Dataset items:
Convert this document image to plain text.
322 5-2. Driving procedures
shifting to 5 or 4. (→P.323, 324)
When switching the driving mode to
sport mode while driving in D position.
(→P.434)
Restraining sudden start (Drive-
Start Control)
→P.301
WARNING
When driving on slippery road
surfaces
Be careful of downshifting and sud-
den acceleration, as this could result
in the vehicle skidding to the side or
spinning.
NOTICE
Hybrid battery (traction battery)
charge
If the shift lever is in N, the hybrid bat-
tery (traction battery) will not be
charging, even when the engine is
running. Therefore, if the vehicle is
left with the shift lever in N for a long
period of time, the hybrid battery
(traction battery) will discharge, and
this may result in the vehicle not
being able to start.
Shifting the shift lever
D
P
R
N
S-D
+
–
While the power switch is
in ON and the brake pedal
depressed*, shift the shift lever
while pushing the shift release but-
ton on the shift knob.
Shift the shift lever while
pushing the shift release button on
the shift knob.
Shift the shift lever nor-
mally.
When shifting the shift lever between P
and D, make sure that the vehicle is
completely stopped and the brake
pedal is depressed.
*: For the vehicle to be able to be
---
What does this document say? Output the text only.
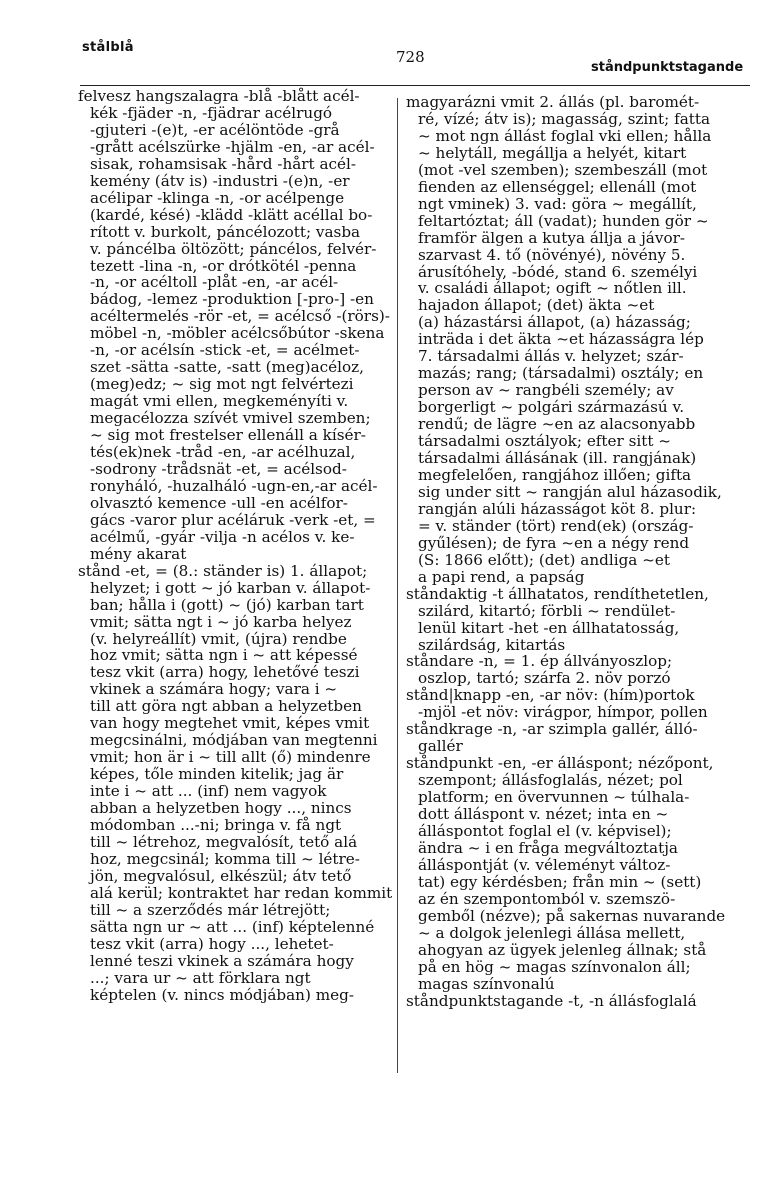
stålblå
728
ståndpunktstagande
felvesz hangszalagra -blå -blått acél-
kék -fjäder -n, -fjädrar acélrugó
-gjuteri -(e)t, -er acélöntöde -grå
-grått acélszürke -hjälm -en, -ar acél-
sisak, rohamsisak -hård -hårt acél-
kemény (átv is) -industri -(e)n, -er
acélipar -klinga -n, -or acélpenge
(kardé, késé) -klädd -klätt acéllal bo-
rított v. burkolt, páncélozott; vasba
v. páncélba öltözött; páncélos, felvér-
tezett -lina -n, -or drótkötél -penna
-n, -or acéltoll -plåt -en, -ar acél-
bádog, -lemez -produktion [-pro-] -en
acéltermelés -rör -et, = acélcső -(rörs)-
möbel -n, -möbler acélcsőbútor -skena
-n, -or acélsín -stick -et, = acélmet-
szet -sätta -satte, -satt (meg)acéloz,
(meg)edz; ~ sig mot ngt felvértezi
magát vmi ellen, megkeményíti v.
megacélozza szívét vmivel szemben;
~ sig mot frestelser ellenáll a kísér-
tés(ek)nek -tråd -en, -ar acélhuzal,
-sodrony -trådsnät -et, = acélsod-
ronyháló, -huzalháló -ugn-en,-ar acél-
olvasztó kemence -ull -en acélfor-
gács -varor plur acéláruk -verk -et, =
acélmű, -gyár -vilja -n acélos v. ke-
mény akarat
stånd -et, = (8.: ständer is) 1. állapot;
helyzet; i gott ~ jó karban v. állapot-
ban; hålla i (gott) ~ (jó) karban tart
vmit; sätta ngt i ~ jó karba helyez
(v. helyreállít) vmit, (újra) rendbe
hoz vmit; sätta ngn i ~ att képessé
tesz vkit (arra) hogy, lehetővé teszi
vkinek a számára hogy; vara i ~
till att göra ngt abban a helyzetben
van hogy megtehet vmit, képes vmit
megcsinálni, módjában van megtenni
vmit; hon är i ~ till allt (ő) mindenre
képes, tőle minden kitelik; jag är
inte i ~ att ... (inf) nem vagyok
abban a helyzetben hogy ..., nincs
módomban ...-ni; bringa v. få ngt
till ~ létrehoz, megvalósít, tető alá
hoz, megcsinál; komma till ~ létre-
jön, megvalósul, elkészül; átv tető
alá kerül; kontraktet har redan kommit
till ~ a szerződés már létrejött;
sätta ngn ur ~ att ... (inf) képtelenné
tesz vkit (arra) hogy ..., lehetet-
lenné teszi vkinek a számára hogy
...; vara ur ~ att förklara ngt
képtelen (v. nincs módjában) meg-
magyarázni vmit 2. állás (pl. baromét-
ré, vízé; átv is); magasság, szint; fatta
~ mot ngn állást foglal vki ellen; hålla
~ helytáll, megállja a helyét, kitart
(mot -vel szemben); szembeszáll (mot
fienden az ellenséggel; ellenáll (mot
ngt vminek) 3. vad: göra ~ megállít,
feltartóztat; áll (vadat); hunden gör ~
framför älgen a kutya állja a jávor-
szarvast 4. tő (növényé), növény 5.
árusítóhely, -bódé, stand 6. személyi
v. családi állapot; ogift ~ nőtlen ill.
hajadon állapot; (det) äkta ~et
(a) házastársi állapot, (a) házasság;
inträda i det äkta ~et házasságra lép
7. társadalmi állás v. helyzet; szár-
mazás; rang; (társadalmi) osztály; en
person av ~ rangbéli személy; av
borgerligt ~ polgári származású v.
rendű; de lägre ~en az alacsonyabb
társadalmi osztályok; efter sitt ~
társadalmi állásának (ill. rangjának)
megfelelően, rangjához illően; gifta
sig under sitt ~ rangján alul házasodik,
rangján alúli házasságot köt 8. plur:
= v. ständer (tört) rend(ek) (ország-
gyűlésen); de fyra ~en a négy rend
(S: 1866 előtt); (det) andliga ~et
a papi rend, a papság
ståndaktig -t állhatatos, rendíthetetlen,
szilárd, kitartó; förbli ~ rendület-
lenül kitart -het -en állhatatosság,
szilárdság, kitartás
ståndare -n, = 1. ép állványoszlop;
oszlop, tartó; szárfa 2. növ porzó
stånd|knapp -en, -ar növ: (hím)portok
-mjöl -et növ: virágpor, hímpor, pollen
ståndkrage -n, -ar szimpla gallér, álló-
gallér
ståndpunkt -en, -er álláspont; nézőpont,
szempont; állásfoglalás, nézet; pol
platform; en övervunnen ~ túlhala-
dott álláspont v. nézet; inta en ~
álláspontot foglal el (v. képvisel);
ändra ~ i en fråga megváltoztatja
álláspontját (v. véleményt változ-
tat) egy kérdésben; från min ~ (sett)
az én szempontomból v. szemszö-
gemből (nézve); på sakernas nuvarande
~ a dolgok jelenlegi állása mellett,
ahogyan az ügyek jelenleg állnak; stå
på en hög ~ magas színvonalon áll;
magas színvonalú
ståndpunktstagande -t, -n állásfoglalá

* [Task details]
Extract every line containing the string "teszi" from the material.

* [In response]
tesz vkit (arra) hogy, lehetővé teszi
lenné teszi vkinek a számára hogy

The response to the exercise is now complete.